Spot each line in the records below where the word "atom" occurs, then copy it.

------------------------------

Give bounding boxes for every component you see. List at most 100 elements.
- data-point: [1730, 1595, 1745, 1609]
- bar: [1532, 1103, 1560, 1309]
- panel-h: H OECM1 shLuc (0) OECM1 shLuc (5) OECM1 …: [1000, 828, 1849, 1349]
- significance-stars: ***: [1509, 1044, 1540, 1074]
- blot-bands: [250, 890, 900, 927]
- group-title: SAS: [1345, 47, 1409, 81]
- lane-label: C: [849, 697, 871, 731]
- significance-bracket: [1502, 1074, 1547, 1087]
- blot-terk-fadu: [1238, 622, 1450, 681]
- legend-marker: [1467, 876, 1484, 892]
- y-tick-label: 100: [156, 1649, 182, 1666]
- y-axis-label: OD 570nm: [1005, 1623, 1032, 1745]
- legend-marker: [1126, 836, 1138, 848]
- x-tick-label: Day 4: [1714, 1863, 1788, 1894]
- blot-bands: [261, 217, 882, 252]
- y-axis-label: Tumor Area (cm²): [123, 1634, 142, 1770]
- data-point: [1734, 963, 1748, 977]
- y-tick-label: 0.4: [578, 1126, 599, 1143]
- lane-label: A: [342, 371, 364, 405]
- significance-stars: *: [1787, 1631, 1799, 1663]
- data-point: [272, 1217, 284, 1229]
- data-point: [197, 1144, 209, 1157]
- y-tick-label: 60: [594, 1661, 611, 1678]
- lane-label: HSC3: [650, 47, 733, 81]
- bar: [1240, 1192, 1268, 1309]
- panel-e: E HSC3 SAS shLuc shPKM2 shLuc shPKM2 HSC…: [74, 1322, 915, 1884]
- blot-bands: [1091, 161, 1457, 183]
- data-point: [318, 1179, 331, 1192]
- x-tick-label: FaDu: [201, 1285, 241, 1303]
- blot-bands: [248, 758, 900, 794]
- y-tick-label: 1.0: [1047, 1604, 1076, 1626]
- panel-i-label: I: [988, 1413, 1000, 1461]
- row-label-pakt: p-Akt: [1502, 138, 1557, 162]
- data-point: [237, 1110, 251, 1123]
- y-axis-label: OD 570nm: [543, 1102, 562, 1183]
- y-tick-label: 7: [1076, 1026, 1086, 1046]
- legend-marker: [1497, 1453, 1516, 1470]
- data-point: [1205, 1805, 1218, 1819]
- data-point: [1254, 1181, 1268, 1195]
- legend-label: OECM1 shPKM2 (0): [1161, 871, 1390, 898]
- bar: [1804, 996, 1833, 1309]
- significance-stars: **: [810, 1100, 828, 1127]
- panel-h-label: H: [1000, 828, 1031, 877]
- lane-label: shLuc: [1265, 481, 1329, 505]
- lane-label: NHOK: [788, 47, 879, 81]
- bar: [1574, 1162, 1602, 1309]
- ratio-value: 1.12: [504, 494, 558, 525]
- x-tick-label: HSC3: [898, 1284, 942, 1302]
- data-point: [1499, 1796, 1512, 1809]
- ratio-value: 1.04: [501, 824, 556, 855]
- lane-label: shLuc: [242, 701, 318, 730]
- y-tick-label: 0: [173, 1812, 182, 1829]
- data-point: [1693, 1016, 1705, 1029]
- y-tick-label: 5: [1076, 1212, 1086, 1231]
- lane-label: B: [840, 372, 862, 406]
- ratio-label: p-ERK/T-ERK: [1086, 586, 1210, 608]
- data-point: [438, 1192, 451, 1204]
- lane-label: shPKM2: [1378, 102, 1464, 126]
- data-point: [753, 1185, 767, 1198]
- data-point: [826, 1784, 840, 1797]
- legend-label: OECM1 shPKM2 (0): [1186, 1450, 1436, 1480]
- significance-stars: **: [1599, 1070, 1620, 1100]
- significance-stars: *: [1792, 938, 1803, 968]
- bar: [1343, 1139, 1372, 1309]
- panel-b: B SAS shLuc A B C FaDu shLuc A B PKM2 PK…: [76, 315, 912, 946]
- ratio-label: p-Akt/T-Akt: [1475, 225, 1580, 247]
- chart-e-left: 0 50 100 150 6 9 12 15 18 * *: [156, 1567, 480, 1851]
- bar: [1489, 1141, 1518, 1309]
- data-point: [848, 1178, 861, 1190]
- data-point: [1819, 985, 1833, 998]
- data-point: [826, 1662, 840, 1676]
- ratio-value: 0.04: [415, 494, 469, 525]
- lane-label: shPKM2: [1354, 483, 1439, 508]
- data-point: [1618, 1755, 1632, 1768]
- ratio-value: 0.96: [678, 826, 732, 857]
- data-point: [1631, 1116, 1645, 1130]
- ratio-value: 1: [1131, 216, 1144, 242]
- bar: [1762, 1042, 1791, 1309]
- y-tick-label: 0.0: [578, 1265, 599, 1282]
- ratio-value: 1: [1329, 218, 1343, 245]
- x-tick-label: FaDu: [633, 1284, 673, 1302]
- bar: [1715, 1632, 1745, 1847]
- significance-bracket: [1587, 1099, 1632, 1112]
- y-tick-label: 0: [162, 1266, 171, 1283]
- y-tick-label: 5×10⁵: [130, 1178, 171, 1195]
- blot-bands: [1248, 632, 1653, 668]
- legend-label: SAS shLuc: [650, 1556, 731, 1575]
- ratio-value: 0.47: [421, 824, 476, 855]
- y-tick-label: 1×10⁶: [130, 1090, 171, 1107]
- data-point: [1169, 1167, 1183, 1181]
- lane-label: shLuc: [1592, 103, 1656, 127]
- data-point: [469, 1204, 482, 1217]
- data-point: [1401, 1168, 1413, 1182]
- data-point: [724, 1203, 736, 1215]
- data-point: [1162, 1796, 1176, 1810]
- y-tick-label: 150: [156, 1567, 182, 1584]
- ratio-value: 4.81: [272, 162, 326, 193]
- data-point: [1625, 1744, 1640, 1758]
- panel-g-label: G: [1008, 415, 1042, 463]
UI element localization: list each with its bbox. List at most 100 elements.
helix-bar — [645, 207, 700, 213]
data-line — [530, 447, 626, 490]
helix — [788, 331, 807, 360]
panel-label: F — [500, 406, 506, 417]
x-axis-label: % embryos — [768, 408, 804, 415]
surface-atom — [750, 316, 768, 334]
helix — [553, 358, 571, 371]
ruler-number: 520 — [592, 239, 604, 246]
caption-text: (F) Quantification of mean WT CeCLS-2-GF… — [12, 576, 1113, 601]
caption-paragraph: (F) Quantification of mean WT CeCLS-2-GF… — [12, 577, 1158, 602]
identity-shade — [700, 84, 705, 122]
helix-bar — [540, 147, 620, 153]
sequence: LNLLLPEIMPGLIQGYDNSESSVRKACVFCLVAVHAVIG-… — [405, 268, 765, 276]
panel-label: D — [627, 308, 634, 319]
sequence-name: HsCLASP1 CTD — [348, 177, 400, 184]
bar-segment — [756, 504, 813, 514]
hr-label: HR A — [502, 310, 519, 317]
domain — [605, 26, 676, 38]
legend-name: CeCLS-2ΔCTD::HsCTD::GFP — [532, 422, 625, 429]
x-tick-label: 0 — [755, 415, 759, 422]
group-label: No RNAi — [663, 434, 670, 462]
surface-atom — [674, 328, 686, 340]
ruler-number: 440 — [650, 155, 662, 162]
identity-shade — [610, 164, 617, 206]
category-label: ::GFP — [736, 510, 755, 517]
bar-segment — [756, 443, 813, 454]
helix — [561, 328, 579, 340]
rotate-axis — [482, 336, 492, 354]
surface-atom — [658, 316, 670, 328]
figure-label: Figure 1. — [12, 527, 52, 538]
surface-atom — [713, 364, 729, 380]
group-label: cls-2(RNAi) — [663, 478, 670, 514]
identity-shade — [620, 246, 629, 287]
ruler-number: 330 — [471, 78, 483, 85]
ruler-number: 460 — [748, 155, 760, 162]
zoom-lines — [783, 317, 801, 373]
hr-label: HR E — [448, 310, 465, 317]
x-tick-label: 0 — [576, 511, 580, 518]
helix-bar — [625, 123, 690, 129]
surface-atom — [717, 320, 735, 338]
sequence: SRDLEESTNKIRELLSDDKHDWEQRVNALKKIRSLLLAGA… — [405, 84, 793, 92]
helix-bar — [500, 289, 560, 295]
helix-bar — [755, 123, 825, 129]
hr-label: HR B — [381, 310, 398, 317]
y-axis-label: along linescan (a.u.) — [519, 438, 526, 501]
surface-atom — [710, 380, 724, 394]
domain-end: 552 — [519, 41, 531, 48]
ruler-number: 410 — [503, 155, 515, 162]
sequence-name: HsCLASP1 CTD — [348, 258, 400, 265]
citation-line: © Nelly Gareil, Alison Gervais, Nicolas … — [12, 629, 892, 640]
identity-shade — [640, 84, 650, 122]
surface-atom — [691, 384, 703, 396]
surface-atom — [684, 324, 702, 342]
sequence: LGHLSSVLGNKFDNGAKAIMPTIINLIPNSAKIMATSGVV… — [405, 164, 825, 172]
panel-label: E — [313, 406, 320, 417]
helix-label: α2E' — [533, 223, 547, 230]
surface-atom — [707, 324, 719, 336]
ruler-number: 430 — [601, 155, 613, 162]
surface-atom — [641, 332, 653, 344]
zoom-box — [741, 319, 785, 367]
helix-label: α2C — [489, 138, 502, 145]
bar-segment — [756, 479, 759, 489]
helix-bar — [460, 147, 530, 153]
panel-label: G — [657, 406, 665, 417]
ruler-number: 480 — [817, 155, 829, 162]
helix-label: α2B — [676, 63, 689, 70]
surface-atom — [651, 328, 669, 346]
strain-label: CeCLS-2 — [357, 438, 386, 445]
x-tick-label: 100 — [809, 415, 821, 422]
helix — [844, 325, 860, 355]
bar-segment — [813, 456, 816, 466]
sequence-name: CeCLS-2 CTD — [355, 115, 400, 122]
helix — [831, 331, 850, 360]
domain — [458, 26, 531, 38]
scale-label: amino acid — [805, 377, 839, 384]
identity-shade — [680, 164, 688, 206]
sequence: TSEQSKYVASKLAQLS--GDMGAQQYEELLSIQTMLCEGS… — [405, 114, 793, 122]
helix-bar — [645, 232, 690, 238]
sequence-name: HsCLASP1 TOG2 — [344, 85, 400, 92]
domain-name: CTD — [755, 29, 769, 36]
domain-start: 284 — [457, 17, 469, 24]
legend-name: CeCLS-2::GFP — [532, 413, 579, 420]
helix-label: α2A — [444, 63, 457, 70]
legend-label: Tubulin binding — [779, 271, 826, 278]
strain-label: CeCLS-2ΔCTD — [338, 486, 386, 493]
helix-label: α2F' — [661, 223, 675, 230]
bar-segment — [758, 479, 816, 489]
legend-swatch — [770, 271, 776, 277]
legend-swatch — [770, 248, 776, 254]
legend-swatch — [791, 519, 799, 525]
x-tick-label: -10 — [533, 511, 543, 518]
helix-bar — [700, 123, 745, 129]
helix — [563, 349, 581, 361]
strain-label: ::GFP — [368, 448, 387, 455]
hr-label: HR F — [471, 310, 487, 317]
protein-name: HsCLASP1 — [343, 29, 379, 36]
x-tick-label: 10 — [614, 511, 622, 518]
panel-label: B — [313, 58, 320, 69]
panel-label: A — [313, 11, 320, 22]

------------------------------

[Answer]:
surface-atom — [750, 316, 768, 334]
surface-atom — [674, 328, 686, 340]
surface-atom — [658, 316, 670, 328]
surface-atom — [713, 364, 729, 380]
surface-atom — [717, 320, 735, 338]
surface-atom — [710, 380, 724, 394]
surface-atom — [691, 384, 703, 396]
surface-atom — [684, 324, 702, 342]
surface-atom — [707, 324, 719, 336]
surface-atom — [641, 332, 653, 344]
surface-atom — [651, 328, 669, 346]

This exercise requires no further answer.